## THE TASK
Extract, from the listing that follows, each line containing the word "John".

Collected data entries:

───

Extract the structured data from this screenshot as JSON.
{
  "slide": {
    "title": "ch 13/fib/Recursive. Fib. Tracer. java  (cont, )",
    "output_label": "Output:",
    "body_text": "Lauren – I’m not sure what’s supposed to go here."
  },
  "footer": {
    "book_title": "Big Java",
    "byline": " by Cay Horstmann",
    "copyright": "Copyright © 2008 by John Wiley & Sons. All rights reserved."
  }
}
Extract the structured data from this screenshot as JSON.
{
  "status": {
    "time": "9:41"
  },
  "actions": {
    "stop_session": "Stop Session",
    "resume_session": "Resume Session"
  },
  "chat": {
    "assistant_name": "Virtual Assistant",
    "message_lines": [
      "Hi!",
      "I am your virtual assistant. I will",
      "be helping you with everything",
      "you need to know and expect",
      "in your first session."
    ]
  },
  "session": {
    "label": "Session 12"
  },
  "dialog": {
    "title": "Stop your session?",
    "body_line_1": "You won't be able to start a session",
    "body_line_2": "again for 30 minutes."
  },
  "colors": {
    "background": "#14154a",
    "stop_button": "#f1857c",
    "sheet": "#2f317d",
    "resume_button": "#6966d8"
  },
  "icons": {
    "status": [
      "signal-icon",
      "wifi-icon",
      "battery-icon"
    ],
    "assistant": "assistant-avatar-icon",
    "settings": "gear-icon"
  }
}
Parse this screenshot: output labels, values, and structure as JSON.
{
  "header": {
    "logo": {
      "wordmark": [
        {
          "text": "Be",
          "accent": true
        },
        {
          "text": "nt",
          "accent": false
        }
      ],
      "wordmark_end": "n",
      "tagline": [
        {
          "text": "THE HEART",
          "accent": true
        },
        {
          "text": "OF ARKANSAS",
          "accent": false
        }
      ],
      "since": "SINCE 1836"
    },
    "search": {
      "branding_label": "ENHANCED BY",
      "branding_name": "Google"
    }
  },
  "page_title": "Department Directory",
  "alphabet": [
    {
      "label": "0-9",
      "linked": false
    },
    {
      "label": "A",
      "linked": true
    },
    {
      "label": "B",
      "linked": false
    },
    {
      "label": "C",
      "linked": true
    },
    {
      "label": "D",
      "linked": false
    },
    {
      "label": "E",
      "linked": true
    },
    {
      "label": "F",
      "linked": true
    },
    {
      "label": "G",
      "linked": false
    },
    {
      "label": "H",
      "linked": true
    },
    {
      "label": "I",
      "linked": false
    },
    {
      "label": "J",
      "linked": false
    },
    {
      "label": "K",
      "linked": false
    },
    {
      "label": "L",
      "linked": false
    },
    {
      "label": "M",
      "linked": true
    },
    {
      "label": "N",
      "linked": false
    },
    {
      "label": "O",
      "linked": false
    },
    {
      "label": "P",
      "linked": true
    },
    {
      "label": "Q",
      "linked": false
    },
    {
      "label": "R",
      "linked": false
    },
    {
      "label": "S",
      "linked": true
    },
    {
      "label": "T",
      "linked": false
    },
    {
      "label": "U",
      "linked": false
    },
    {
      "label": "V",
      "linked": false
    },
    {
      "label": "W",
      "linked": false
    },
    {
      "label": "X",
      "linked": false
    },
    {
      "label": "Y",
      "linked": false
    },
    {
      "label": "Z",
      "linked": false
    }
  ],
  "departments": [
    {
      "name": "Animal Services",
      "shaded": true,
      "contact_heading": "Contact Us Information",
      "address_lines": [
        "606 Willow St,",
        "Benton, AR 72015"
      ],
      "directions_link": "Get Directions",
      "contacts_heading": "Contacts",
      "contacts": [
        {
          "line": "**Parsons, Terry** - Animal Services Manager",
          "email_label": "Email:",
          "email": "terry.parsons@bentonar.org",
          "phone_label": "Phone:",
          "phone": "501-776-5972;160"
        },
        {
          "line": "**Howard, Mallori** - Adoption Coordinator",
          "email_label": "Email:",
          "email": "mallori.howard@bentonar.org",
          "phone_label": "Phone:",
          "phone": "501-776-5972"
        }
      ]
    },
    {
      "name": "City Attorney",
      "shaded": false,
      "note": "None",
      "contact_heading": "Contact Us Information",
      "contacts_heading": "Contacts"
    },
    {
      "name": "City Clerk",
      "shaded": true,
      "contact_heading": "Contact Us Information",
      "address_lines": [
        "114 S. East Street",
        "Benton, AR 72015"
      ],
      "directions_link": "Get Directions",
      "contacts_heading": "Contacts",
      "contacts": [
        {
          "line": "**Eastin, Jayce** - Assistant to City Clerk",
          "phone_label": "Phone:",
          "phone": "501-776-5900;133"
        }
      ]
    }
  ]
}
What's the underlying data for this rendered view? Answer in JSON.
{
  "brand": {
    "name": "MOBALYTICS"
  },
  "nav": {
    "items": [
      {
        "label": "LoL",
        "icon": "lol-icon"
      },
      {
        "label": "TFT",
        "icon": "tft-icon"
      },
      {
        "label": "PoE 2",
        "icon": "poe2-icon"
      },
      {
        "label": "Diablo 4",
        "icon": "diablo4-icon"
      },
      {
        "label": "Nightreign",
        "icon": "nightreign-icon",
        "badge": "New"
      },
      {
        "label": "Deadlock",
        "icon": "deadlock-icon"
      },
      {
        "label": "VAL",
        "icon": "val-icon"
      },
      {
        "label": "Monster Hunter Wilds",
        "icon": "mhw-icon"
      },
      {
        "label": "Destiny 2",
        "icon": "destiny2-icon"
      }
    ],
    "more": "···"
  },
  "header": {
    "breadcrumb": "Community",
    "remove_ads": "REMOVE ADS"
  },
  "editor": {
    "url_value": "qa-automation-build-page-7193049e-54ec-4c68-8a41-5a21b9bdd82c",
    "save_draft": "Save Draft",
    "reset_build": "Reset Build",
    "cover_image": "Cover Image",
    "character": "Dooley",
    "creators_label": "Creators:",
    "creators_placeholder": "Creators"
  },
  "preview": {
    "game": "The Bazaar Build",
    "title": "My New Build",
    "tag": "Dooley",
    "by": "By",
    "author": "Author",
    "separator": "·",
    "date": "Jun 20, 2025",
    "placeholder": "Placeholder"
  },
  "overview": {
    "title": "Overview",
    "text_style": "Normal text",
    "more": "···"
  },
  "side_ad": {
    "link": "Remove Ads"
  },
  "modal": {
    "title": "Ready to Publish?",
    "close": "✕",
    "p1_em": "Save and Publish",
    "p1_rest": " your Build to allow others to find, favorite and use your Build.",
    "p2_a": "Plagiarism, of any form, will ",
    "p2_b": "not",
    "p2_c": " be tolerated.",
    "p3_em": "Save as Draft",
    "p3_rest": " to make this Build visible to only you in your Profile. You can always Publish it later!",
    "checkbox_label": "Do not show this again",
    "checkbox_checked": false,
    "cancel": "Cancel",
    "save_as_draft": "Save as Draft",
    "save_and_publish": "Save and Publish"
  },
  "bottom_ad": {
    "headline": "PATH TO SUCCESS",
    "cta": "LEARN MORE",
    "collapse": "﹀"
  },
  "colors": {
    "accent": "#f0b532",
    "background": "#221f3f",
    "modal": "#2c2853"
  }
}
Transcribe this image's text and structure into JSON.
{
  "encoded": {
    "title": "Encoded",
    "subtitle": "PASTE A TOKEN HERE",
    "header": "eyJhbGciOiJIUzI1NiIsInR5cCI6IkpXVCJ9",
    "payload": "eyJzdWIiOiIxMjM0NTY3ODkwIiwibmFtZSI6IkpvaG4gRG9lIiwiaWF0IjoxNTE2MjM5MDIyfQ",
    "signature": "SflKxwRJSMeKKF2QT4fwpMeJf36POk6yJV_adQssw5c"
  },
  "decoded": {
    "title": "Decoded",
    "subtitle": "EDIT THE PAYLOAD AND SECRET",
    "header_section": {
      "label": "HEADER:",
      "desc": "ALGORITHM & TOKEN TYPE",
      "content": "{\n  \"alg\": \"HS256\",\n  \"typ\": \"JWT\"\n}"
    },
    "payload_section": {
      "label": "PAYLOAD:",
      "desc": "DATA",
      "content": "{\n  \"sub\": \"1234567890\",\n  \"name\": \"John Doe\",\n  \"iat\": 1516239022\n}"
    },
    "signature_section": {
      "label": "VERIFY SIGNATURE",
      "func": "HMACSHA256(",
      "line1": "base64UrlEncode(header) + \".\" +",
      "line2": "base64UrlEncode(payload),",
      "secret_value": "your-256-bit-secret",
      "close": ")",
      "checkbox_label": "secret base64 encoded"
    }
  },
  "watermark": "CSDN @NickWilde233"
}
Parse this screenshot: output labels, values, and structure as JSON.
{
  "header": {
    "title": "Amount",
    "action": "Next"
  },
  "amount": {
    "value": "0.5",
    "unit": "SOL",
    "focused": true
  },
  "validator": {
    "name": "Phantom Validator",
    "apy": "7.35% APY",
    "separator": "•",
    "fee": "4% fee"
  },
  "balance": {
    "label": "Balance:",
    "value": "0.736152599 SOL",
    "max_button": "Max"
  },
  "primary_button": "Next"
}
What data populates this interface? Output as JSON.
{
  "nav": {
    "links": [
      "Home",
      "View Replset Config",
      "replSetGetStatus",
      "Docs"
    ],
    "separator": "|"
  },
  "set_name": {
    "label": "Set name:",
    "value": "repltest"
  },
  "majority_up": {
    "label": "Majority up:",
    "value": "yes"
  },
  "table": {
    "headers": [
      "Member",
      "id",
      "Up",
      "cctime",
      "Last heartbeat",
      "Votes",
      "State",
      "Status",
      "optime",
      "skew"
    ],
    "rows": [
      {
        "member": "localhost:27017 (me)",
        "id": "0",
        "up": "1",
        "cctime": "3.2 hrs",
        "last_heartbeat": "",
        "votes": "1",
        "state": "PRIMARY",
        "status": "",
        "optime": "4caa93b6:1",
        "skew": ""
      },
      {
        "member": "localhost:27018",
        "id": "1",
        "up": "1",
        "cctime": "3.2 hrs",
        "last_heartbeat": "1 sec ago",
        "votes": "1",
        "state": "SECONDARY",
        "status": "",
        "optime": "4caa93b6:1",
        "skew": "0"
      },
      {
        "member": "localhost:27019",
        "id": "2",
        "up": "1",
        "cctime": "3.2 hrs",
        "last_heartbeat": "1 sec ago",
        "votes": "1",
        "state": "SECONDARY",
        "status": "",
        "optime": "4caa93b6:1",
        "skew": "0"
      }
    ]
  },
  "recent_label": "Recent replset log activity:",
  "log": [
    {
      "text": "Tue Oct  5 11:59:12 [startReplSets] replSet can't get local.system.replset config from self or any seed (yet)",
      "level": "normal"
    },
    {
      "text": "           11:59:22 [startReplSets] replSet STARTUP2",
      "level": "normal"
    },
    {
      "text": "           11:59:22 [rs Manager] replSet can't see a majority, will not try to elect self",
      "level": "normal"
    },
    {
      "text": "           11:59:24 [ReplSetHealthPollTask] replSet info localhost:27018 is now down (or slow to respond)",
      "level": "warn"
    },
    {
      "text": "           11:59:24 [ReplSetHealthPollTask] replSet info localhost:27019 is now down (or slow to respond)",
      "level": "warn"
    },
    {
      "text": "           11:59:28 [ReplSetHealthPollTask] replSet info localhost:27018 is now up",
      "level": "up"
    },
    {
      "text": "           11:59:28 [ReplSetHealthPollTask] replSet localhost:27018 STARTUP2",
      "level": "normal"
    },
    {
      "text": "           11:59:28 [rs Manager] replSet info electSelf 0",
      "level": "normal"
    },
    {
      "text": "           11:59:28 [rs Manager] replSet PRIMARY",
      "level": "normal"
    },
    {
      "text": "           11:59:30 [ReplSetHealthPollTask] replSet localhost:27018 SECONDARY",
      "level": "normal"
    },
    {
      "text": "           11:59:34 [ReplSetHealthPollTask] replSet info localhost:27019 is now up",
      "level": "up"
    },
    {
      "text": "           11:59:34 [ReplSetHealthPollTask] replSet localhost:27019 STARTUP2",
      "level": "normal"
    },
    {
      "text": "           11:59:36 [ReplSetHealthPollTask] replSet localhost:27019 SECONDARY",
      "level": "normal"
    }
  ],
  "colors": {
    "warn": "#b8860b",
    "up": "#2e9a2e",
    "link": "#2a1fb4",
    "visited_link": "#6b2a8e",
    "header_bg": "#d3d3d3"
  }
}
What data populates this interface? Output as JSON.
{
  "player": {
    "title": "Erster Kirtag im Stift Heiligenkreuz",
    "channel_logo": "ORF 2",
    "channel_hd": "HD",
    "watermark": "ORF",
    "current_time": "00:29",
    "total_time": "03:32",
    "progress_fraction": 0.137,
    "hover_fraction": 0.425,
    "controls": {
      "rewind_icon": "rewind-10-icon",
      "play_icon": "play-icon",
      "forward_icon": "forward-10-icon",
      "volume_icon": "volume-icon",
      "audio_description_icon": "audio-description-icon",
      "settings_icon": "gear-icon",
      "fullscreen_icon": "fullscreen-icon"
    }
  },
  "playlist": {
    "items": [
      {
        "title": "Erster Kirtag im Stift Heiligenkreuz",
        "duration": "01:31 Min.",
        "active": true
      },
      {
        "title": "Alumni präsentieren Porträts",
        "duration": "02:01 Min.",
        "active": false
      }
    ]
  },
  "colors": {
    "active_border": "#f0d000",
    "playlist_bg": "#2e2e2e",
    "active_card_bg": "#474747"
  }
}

───

## SOLUTION FOR THIS TASK
    "copyright": "Copyright © 2008 by John Wiley & Sons. All rights reserved."
      "content": "{\n  \"sub\": \"1234567890\",\n  \"name\": \"John Doe\",\n  \"iat\": 1516239022\n}"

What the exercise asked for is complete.